(Saved entries)
--- --- ---

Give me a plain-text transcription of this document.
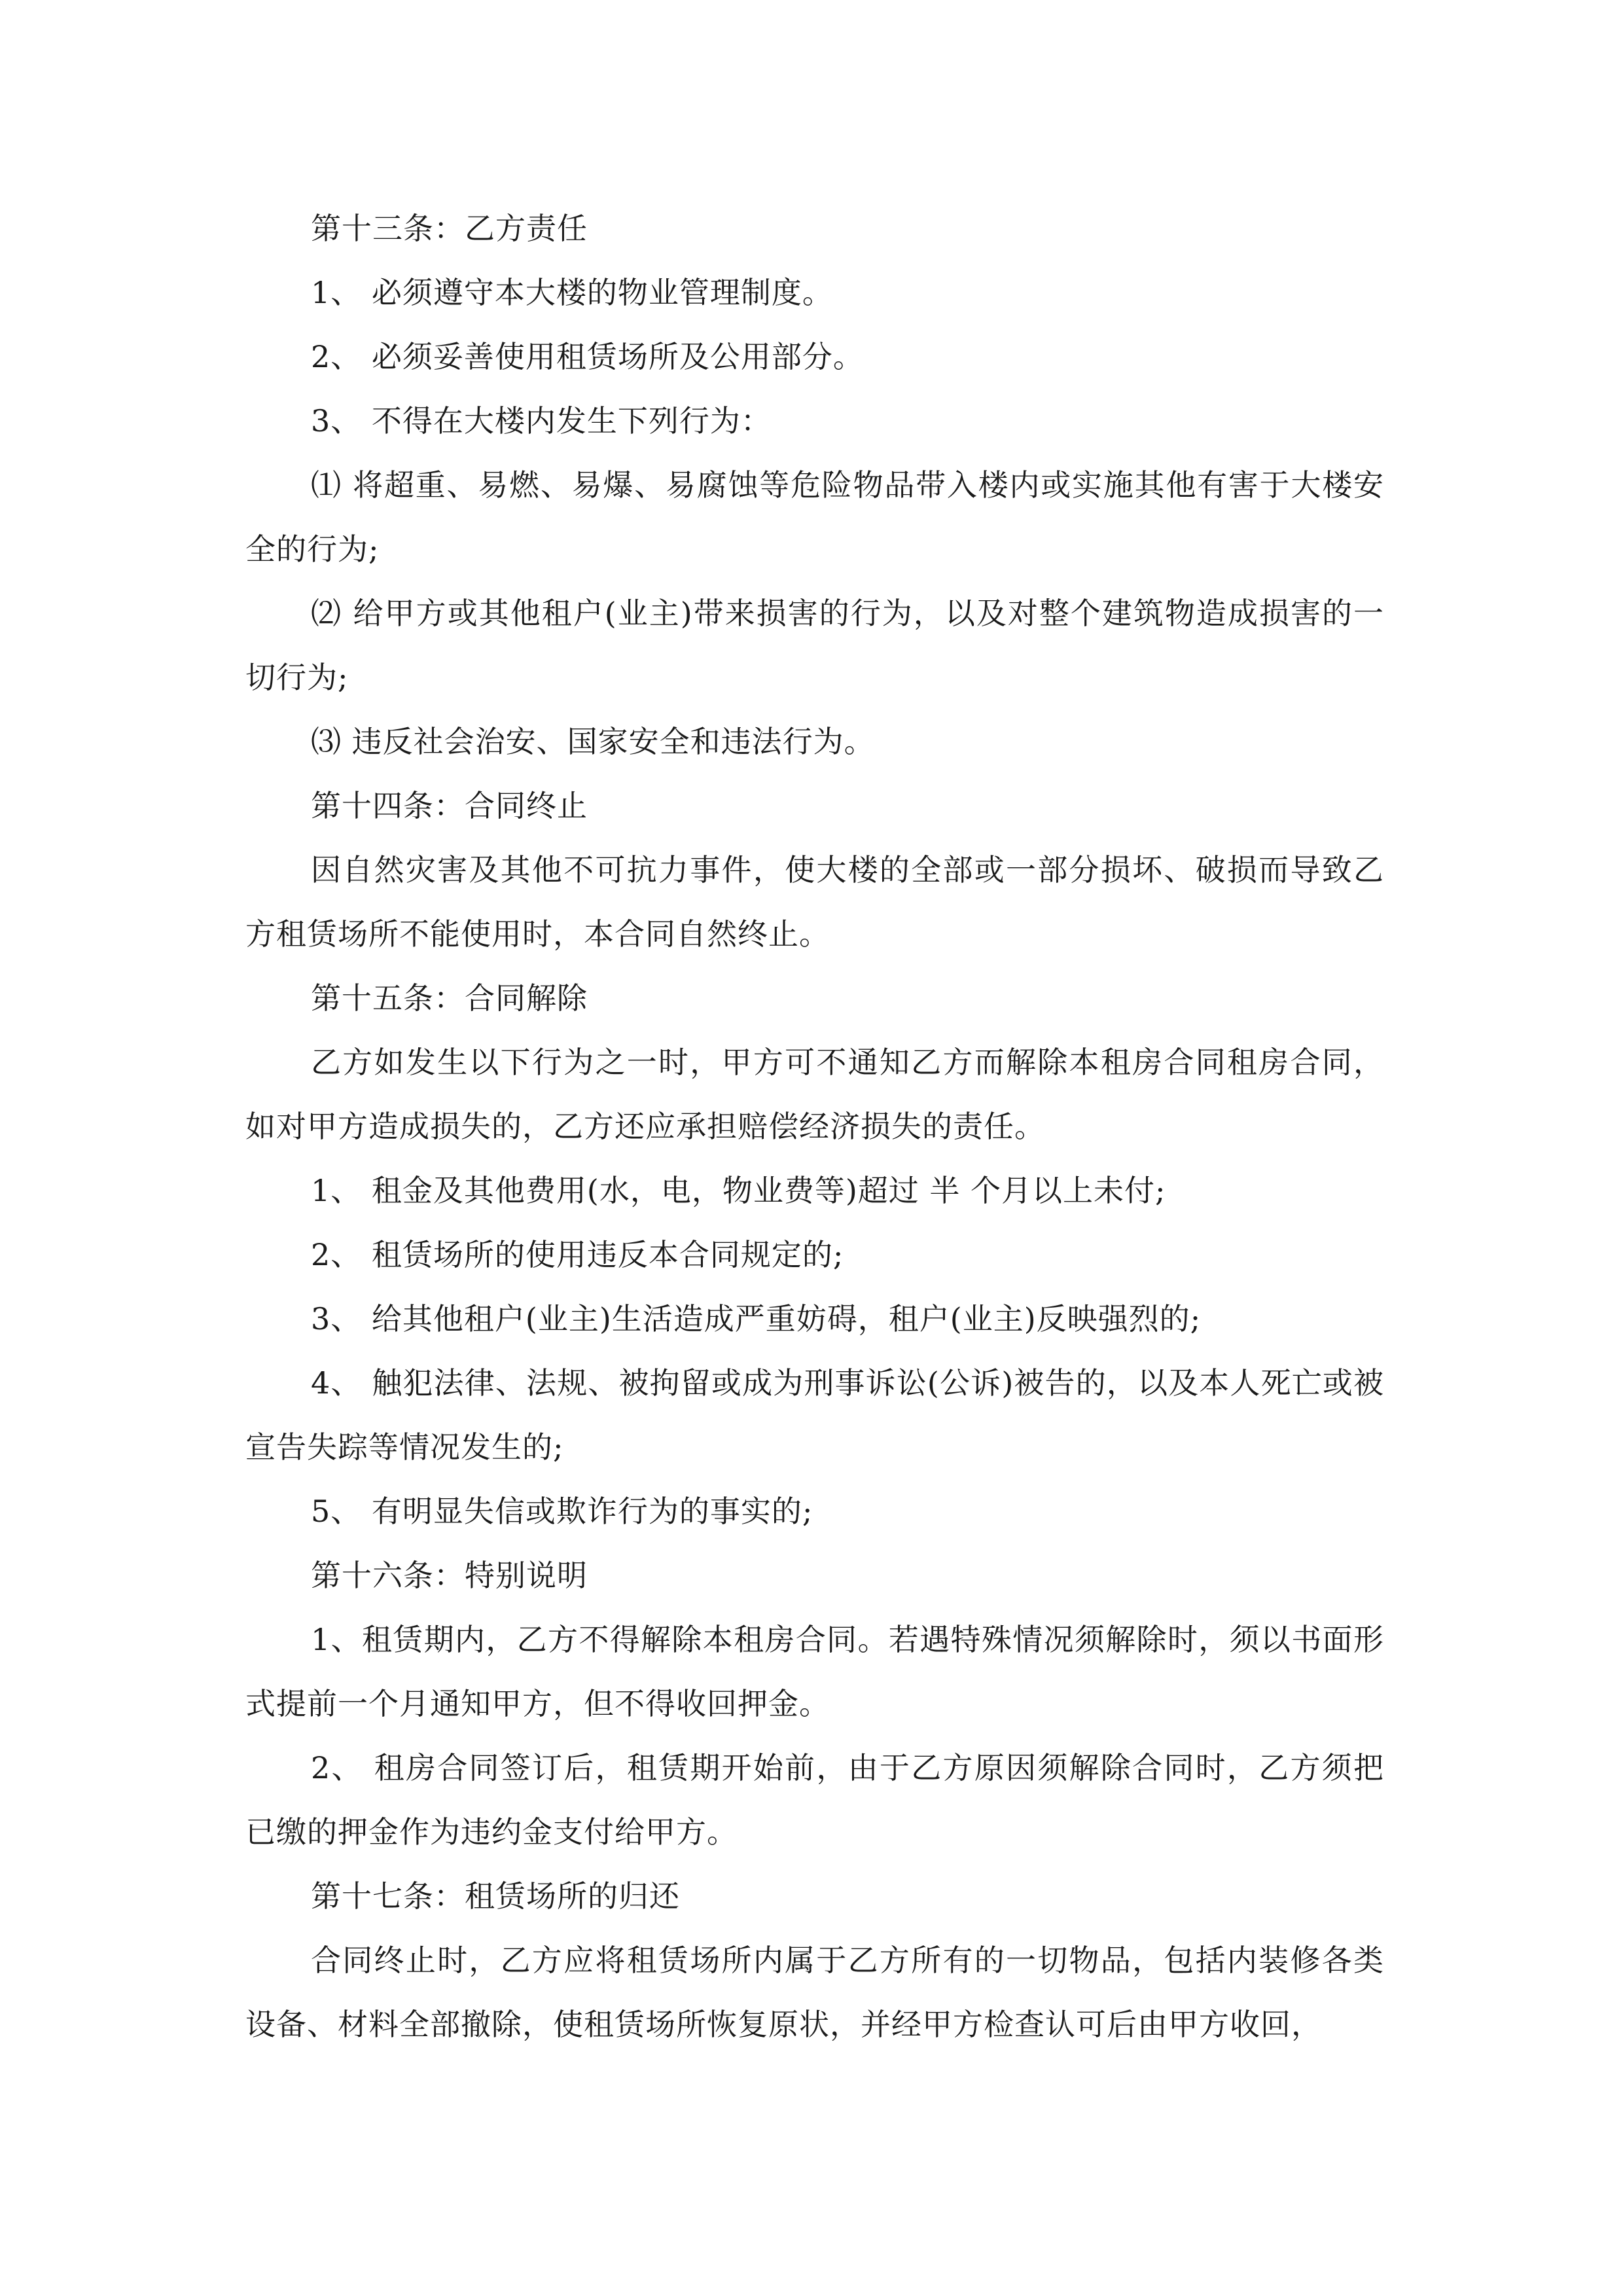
第十三条：乙方责任

1、 必须遵守本大楼的物业管理制度。

2、 必须妥善使用租赁场所及公用部分。

3、 不得在大楼内发生下列行为：

⑴ 将超重、易燃、易爆、易腐蚀等危险物品带入楼内或实施其他有害于大楼安全的行为;

⑵ 给甲方或其他租户(业主)带来损害的行为，以及对整个建筑物造成损害的一切行为;

⑶ 违反社会治安、国家安全和违法行为。

第十四条：合同终止

因自然灾害及其他不可抗力事件，使大楼的全部或一部分损坏、破损而导致乙方租赁场所不能使用时，本合同自然终止。

第十五条：合同解除

乙方如发生以下行为之一时，甲方可不通知乙方而解除本租房合同租房合同，如对甲方造成损失的，乙方还应承担赔偿经济损失的责任。

1、 租金及其他费用(水，电，物业费等)超过 半 个月以上未付;

2、 租赁场所的使用违反本合同规定的;

3、 给其他租户(业主)生活造成严重妨碍，租户(业主)反映强烈的;

4、 触犯法律、法规、被拘留或成为刑事诉讼(公诉)被告的，以及本人死亡或被宣告失踪等情况发生的;

5、 有明显失信或欺诈行为的事实的;

第十六条：特别说明

1、租赁期内，乙方不得解除本租房合同。若遇特殊情况须解除时，须以书面形式提前一个月通知甲方，但不得收回押金。

2、 租房合同签订后，租赁期开始前，由于乙方原因须解除合同时，乙方须把已缴的押金作为违约金支付给甲方。

第十七条：租赁场所的归还

合同终止时，乙方应将租赁场所内属于乙方所有的一切物品，包括内装修各类设备、材料全部撤除，使租赁场所恢复原状，并经甲方检查认可后由甲方收回，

--- --- ---

_Written exercise_
Print out every entry above without changing a word, and leave out the pictures.

_Solution to the exercise_
Give me a plain-text transcription of this document.
第十三条：乙方责任

1、 必须遵守本大楼的物业管理制度。

2、 必须妥善使用租赁场所及公用部分。

3、 不得在大楼内发生下列行为：

⑴ 将超重、易燃、易爆、易腐蚀等危险物品带入楼内或实施其他有害于大楼安全的行为;

⑵ 给甲方或其他租户(业主)带来损害的行为，以及对整个建筑物造成损害的一切行为;

⑶ 违反社会治安、国家安全和违法行为。

第十四条：合同终止

因自然灾害及其他不可抗力事件，使大楼的全部或一部分损坏、破损而导致乙方租赁场所不能使用时，本合同自然终止。

第十五条：合同解除

乙方如发生以下行为之一时，甲方可不通知乙方而解除本租房合同租房合同，如对甲方造成损失的，乙方还应承担赔偿经济损失的责任。

1、 租金及其他费用(水，电，物业费等)超过 半 个月以上未付;

2、 租赁场所的使用违反本合同规定的;

3、 给其他租户(业主)生活造成严重妨碍，租户(业主)反映强烈的;

4、 触犯法律、法规、被拘留或成为刑事诉讼(公诉)被告的，以及本人死亡或被宣告失踪等情况发生的;

5、 有明显失信或欺诈行为的事实的;

第十六条：特别说明

1、租赁期内，乙方不得解除本租房合同。若遇特殊情况须解除时，须以书面形式提前一个月通知甲方，但不得收回押金。

2、 租房合同签订后，租赁期开始前，由于乙方原因须解除合同时，乙方须把已缴的押金作为违约金支付给甲方。

第十七条：租赁场所的归还

合同终止时，乙方应将租赁场所内属于乙方所有的一切物品，包括内装修各类设备、材料全部撤除，使租赁场所恢复原状，并经甲方检查认可后由甲方收回，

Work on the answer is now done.